> _JOB_: Set down each record exactly as written.

> _STORED DATA_:
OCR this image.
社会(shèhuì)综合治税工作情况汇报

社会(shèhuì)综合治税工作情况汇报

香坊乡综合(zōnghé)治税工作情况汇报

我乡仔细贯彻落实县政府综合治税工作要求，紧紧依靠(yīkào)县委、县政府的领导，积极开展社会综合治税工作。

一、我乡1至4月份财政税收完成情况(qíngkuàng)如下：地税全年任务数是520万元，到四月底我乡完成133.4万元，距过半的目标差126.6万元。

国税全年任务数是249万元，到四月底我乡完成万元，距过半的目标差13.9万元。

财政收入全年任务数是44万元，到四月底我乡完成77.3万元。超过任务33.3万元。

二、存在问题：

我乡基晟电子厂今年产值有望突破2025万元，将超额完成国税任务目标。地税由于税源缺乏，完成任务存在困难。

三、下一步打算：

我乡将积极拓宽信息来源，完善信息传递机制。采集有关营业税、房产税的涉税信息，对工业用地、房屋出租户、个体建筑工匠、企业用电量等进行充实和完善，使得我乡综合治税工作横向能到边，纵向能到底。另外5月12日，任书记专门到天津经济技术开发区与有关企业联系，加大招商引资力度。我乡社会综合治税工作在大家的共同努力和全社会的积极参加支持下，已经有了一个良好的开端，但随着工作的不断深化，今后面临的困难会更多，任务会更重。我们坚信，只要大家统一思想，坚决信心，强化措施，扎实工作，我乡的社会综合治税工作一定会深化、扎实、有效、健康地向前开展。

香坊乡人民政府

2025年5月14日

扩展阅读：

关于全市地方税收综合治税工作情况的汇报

> _FINAL ANSWER_:
OCR this image.
社会(shèhuì)综合治税工作情况汇报

社会(shèhuì)综合治税工作情况汇报

香坊乡综合(zōnghé)治税工作情况汇报

我乡仔细贯彻落实县政府综合治税工作要求，紧紧依靠(yīkào)县委、县政府的领导，积极开展社会综合治税工作。

一、我乡1至4月份财政税收完成情况(qíngkuàng)如下：地税全年任务数是520万元，到四月底我乡完成133.4万元，距过半的目标差126.6万元。

国税全年任务数是249万元，到四月底我乡完成万元，距过半的目标差13.9万元。

财政收入全年任务数是44万元，到四月底我乡完成77.3万元。超过任务33.3万元。

二、存在问题：

我乡基晟电子厂今年产值有望突破2025万元，将超额完成国税任务目标。地税由于税源缺乏，完成任务存在困难。

三、下一步打算：

我乡将积极拓宽信息来源，完善信息传递机制。采集有关营业税、房产税的涉税信息，对工业用地、房屋出租户、个体建筑工匠、企业用电量等进行充实和完善，使得我乡综合治税工作横向能到边，纵向能到底。另外5月12日，任书记专门到天津经济技术开发区与有关企业联系，加大招商引资力度。我乡社会综合治税工作在大家的共同努力和全社会的积极参加支持下，已经有了一个良好的开端，但随着工作的不断深化，今后面临的困难会更多，任务会更重。我们坚信，只要大家统一思想，坚决信心，强化措施，扎实工作，我乡的社会综合治税工作一定会深化、扎实、有效、健康地向前开展。

香坊乡人民政府

2025年5月14日

扩展阅读：

关于全市地方税收综合治税工作情况的汇报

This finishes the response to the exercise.